__WORK TO COMPLETE__.
Copy each line below that contains "TradingView".

__DATA PROVIDED__.
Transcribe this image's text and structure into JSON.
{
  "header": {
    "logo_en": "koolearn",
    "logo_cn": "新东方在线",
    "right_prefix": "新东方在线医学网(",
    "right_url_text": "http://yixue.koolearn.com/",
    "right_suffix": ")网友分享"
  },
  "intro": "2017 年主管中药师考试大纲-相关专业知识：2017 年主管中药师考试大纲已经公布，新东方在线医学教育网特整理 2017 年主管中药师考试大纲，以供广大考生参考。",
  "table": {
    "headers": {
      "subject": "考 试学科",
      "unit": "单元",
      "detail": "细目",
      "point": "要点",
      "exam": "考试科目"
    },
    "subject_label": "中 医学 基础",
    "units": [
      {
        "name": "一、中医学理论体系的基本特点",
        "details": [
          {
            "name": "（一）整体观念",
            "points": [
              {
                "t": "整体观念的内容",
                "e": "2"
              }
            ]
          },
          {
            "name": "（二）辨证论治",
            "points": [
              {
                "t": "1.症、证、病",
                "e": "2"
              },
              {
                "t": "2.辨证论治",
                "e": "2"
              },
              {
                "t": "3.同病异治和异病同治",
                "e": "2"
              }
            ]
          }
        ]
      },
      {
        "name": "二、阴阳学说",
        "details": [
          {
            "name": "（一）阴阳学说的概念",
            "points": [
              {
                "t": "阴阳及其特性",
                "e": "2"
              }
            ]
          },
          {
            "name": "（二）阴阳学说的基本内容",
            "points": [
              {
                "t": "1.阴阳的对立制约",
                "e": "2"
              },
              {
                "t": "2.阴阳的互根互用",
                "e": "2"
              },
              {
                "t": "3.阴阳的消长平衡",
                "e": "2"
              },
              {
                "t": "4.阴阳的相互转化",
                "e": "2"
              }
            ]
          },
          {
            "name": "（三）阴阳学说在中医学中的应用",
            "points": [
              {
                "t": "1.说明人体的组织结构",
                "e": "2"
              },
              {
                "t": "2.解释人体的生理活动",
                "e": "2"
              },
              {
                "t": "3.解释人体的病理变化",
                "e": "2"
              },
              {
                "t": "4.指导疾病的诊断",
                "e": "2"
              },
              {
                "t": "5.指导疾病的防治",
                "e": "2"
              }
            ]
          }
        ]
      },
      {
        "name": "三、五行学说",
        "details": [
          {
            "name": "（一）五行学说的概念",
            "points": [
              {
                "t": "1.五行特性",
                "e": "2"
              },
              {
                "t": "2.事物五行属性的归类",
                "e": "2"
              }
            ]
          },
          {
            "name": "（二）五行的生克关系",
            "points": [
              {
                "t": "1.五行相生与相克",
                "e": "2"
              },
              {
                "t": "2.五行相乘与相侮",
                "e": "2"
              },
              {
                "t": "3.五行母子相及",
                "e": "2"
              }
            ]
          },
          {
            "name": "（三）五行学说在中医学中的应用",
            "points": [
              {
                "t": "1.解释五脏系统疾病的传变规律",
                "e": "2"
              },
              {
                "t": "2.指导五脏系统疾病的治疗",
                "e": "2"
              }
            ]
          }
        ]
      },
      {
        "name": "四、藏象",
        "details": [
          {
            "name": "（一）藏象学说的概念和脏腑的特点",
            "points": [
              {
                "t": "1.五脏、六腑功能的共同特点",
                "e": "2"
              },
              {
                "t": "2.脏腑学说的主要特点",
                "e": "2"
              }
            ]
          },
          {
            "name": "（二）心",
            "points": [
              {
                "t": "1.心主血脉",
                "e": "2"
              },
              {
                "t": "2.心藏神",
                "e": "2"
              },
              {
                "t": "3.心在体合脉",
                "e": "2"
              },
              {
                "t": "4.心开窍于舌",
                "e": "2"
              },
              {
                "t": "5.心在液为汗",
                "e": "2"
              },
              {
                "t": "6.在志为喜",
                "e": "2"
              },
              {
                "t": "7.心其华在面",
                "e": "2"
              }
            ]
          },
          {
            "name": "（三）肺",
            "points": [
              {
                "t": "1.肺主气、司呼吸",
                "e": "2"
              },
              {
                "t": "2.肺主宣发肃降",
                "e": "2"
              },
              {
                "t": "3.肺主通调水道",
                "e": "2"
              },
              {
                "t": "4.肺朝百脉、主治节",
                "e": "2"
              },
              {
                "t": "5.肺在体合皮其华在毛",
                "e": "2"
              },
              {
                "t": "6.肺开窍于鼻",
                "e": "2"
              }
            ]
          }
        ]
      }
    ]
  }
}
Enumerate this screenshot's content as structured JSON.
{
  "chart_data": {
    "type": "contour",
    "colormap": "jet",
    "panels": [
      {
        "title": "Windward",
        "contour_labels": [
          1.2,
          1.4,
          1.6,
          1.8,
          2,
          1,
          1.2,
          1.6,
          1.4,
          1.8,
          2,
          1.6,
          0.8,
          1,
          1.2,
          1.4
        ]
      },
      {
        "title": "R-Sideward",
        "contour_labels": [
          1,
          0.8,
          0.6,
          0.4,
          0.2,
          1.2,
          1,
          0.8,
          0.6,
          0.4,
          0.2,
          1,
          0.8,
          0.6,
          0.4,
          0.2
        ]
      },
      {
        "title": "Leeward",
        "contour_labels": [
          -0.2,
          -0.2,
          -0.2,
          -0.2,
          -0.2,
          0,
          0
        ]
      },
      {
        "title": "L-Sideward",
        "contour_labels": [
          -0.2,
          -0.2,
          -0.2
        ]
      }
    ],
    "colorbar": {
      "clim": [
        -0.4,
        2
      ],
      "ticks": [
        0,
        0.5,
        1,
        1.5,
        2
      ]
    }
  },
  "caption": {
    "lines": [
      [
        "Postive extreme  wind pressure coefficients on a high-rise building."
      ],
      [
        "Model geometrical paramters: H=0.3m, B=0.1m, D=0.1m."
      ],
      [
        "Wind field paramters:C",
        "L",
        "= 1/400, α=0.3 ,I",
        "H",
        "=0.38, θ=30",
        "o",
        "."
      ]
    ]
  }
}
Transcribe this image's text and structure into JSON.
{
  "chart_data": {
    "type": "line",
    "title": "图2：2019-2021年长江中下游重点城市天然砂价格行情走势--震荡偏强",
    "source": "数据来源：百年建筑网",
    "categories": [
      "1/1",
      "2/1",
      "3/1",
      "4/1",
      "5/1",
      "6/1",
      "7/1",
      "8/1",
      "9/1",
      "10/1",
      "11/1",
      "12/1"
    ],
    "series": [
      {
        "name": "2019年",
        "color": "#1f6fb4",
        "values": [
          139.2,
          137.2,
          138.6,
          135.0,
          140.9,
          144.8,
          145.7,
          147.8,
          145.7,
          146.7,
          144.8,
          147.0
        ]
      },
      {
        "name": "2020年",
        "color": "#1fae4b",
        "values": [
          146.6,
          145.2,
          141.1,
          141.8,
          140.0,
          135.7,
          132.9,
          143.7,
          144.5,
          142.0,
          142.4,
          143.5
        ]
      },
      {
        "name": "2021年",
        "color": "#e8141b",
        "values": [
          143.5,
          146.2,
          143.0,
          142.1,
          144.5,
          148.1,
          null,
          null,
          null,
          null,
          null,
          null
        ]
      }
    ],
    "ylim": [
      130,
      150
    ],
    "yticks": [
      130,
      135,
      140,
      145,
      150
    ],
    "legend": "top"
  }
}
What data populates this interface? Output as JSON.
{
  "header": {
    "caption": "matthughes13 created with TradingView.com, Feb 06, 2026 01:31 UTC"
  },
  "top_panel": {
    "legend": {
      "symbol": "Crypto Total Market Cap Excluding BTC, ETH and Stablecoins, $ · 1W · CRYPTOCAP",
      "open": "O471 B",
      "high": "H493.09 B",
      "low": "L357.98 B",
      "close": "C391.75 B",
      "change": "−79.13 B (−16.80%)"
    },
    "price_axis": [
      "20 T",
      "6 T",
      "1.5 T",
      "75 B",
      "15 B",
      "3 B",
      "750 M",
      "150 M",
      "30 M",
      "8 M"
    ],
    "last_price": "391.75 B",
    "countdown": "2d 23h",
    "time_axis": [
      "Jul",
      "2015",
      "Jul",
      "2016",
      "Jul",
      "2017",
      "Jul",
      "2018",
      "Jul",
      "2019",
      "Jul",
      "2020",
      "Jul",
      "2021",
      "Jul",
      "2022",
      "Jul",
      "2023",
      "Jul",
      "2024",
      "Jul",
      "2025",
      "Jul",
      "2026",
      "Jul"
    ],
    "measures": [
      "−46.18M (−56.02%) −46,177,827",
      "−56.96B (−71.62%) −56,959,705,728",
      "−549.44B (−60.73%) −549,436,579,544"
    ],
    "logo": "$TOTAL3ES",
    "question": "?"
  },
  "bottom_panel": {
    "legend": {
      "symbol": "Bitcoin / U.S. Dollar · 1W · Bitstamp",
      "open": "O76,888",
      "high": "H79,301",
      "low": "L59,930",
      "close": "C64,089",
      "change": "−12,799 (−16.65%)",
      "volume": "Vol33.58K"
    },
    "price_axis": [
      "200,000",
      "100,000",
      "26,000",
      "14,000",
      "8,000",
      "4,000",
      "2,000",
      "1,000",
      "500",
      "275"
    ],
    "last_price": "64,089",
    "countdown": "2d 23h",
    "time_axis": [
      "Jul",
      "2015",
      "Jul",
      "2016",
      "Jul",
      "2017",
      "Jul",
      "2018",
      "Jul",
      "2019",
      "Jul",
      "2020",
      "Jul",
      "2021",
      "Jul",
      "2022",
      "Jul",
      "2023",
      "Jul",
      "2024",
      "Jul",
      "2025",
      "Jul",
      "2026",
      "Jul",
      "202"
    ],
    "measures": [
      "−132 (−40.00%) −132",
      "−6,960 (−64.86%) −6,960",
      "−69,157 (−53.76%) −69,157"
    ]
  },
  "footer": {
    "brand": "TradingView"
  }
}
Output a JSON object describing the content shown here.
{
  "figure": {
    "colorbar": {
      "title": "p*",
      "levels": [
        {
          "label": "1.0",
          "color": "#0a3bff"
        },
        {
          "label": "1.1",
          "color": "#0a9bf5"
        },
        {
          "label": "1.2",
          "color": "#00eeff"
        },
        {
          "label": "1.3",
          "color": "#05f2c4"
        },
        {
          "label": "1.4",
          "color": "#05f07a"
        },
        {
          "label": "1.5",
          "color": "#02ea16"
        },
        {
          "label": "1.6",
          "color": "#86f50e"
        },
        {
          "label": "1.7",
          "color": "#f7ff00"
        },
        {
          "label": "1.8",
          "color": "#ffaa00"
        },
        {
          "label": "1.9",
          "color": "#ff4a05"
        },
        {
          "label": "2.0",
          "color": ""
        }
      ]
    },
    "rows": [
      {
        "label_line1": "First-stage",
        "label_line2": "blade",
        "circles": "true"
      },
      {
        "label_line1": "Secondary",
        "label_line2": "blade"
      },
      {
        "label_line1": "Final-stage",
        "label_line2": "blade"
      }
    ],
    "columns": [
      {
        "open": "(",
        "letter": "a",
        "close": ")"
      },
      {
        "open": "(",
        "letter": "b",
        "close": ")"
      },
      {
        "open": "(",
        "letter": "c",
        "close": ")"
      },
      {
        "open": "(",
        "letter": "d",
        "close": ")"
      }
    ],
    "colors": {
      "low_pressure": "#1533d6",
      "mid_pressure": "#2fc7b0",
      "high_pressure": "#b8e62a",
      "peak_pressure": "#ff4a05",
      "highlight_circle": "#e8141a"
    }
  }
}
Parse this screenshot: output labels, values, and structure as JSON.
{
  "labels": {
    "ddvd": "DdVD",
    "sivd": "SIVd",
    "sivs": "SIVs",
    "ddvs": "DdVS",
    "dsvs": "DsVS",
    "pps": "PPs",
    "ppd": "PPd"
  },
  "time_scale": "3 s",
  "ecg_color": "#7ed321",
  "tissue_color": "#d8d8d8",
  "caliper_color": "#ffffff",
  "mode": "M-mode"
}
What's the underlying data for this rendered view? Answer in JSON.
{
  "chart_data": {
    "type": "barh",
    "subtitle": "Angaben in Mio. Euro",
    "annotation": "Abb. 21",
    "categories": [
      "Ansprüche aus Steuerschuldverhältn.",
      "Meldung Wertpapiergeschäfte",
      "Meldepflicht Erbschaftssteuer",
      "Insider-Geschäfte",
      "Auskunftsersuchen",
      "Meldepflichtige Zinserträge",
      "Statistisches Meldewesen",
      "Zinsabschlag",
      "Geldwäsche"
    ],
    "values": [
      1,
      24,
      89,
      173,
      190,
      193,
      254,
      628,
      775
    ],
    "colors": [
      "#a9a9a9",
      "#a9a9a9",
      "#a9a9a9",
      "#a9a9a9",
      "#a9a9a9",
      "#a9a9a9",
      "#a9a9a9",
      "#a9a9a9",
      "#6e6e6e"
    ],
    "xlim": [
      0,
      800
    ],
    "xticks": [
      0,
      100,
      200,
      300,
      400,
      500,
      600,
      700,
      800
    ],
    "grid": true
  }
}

__SOLVED PROBLEM__.
    "caption": "matthughes13 created with TradingView.com, Feb 06, 2026 01:31 UTC"
    "brand": "TradingView"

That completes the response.